#### SET PROBLEM
Copy out each line in the material below that has the word "fazendas".
═══ EXTRACTED DATA
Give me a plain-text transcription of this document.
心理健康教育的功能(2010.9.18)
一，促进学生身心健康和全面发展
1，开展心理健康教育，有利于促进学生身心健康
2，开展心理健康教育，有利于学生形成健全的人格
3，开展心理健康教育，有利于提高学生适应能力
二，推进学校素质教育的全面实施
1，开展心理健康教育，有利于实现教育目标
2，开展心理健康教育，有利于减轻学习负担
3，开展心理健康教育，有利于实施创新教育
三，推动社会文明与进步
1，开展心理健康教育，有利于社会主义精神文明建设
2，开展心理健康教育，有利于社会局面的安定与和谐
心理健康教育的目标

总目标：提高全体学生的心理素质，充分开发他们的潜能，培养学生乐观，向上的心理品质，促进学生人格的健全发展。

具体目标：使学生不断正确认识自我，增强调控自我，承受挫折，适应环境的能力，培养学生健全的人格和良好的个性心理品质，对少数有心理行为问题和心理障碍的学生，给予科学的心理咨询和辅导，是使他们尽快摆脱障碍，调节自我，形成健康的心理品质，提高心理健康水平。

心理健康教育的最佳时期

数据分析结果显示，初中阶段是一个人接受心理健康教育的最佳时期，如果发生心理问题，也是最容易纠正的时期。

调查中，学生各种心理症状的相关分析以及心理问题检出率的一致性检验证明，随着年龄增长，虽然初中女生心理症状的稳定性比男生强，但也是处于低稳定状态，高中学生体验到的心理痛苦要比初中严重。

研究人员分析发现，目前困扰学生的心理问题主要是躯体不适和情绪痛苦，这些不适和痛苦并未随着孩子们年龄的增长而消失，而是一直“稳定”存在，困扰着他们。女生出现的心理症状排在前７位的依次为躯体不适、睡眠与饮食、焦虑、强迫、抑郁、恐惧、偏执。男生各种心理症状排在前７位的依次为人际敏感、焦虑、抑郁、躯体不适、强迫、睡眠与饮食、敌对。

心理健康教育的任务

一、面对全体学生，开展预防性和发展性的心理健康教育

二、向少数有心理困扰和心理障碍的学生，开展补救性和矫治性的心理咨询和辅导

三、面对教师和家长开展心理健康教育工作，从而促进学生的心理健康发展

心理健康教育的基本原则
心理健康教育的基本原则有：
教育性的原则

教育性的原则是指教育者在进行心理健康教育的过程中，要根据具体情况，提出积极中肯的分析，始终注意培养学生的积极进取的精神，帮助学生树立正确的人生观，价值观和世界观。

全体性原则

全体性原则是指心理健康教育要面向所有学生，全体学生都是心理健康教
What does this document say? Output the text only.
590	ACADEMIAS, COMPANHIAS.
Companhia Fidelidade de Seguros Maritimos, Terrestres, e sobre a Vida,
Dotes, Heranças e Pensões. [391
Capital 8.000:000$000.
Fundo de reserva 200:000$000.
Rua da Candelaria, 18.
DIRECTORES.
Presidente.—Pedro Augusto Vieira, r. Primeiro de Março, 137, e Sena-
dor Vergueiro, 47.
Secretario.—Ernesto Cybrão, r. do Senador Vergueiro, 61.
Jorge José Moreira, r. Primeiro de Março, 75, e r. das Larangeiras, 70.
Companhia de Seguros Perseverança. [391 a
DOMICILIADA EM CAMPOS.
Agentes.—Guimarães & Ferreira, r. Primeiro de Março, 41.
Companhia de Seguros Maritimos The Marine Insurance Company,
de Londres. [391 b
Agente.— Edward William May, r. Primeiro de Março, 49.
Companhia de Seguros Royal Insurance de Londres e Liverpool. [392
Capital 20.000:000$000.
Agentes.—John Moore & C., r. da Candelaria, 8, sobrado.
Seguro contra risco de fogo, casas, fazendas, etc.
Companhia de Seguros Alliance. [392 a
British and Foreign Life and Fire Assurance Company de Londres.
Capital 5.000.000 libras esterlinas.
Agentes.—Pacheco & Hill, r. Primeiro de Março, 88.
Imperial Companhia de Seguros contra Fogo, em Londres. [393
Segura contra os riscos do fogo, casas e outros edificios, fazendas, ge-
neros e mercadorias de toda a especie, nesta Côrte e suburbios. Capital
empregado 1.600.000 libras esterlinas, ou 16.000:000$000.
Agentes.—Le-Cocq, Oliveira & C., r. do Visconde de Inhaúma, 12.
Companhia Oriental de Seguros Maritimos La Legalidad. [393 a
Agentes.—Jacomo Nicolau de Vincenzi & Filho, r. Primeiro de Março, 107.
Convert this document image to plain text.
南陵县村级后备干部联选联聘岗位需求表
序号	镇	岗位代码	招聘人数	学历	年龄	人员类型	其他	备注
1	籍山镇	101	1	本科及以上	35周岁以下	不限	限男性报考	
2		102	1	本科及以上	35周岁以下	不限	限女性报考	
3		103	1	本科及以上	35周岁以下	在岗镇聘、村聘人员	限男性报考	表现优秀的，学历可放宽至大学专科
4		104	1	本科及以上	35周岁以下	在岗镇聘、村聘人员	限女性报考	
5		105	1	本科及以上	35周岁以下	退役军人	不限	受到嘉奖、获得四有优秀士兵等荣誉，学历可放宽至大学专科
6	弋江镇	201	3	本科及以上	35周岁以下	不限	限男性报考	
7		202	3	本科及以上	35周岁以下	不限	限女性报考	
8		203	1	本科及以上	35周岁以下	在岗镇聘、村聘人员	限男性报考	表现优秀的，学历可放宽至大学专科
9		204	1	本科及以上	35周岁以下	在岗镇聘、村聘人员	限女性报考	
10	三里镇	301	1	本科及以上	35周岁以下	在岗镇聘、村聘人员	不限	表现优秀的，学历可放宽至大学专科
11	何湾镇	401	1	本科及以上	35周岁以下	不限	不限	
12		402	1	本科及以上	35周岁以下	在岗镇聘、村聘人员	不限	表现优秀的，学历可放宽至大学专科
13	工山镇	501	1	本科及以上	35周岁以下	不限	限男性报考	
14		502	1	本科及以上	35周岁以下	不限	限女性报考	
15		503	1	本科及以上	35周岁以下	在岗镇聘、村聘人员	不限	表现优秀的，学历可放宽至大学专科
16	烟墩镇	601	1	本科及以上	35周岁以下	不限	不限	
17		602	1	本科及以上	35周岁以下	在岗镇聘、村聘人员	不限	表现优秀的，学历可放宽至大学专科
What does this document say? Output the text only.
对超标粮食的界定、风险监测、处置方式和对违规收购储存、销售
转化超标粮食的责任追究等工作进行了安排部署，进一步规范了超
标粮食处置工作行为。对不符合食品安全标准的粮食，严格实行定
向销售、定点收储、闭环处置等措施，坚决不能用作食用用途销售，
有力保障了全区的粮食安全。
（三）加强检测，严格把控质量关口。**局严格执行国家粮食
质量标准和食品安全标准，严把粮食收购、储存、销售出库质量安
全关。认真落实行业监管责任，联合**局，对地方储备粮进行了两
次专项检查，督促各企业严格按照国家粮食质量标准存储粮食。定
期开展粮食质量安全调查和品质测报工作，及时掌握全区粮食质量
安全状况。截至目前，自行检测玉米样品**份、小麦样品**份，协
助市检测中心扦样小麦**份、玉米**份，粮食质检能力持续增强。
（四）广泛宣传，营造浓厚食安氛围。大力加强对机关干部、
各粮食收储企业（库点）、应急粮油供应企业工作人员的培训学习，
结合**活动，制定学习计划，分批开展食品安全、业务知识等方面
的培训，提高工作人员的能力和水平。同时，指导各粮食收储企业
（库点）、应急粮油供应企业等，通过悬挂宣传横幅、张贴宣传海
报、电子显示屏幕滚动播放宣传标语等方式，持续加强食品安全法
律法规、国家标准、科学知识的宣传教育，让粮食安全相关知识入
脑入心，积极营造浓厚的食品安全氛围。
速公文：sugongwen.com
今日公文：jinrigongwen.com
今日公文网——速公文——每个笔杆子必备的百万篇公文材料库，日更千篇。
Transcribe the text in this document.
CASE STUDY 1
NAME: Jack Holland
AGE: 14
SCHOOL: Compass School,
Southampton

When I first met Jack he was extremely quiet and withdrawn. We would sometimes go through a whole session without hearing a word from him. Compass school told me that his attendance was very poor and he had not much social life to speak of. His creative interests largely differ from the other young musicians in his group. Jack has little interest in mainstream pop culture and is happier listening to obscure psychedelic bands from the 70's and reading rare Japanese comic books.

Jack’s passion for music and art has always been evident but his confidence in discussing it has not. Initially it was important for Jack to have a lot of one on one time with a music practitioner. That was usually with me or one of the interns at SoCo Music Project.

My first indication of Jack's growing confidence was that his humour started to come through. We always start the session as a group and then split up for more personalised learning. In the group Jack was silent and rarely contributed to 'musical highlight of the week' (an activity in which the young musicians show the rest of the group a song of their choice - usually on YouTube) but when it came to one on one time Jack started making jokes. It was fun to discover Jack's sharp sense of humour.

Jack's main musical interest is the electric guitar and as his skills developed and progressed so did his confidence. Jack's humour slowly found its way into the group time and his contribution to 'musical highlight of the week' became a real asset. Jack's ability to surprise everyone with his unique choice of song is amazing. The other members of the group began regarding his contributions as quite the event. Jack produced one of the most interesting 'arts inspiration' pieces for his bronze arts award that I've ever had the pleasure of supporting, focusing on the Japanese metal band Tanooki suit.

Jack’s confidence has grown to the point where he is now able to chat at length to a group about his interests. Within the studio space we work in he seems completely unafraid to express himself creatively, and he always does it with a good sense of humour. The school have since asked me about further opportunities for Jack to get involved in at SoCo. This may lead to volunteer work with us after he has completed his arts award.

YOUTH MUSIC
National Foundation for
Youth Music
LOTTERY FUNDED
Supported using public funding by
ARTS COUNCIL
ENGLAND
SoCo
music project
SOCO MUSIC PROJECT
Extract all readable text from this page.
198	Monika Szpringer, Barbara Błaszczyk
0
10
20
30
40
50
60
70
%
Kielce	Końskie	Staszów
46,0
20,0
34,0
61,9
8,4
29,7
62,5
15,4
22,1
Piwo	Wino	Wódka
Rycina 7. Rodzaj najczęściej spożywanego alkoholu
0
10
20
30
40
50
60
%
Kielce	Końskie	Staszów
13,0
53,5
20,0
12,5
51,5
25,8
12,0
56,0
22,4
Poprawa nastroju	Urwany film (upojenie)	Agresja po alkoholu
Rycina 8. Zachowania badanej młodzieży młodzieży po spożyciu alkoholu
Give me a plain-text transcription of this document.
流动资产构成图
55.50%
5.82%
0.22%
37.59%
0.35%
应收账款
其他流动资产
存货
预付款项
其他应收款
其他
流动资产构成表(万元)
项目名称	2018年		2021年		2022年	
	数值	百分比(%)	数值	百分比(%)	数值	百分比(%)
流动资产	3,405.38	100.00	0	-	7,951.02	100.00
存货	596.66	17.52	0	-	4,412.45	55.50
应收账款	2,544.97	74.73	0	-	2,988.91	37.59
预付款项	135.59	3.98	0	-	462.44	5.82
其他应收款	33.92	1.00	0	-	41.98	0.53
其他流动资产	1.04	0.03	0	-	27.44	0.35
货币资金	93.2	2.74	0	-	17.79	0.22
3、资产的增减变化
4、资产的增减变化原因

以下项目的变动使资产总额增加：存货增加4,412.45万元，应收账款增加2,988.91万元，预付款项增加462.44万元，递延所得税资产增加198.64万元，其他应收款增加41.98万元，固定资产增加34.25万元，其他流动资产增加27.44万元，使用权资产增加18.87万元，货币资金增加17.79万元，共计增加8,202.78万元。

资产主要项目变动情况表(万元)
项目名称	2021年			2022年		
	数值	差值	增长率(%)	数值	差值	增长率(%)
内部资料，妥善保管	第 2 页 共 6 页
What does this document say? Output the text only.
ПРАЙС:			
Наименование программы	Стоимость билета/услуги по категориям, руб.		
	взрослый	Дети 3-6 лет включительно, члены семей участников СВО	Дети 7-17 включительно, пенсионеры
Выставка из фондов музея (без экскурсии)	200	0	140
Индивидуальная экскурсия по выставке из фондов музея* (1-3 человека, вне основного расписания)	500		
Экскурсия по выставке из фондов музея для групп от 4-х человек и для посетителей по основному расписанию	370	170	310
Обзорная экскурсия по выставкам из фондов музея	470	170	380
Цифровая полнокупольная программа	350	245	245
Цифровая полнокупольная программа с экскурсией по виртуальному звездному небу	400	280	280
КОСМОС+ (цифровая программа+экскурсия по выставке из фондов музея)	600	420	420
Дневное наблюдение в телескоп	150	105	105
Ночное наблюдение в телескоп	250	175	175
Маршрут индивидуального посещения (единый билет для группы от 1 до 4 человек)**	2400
══════
#### SOLUTION TO THIS EXERCISE
Seguro contra risco de fogo, casas, fazendas, etc.
Segura contra os riscos do fogo, casas e outros edificios, fazendas, ge-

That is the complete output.